### Aim of the exercise
Give the listing again in full, exactly as written.

Figure data in JSON
::::::
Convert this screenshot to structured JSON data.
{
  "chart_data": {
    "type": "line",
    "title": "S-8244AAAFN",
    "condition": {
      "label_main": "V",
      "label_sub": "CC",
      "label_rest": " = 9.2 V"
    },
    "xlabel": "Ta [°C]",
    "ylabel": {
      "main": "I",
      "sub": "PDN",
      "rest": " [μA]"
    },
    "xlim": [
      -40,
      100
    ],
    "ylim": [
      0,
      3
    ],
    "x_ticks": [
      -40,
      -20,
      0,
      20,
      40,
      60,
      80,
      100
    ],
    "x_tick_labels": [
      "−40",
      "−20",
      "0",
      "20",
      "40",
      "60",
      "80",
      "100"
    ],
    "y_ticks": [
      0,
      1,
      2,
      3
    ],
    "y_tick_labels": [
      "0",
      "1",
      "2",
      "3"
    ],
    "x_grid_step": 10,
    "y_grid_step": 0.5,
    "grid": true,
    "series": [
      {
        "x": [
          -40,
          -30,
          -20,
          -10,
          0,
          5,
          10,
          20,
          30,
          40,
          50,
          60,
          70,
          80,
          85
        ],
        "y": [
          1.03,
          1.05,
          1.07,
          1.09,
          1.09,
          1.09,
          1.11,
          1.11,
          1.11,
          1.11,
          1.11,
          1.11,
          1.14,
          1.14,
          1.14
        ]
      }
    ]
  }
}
::::::
### The solution
Convert this screenshot to structured JSON data.
{
  "chart_data": {
    "type": "line",
    "title": "S-8244AAAFN",
    "condition": {
      "label_main": "V",
      "label_sub": "CC",
      "label_rest": " = 9.2 V"
    },
    "xlabel": "Ta [°C]",
    "ylabel": {
      "main": "I",
      "sub": "PDN",
      "rest": " [μA]"
    },
    "xlim": [
      -40,
      100
    ],
    "ylim": [
      0,
      3
    ],
    "x_ticks": [
      -40,
      -20,
      0,
      20,
      40,
      60,
      80,
      100
    ],
    "x_tick_labels": [
      "−40",
      "−20",
      "0",
      "20",
      "40",
      "60",
      "80",
      "100"
    ],
    "y_ticks": [
      0,
      1,
      2,
      3
    ],
    "y_tick_labels": [
      "0",
      "1",
      "2",
      "3"
    ],
    "x_grid_step": 10,
    "y_grid_step": 0.5,
    "grid": true,
    "series": [
      {
        "x": [
          -40,
          -30,
          -20,
          -10,
          0,
          5,
          10,
          20,
          30,
          40,
          50,
          60,
          70,
          80,
          85
        ],
        "y": [
          1.03,
          1.05,
          1.07,
          1.09,
          1.09,
          1.09,
          1.11,
          1.11,
          1.11,
          1.11,
          1.11,
          1.11,
          1.14,
          1.14,
          1.14
        ]
      }
    ]
  }
}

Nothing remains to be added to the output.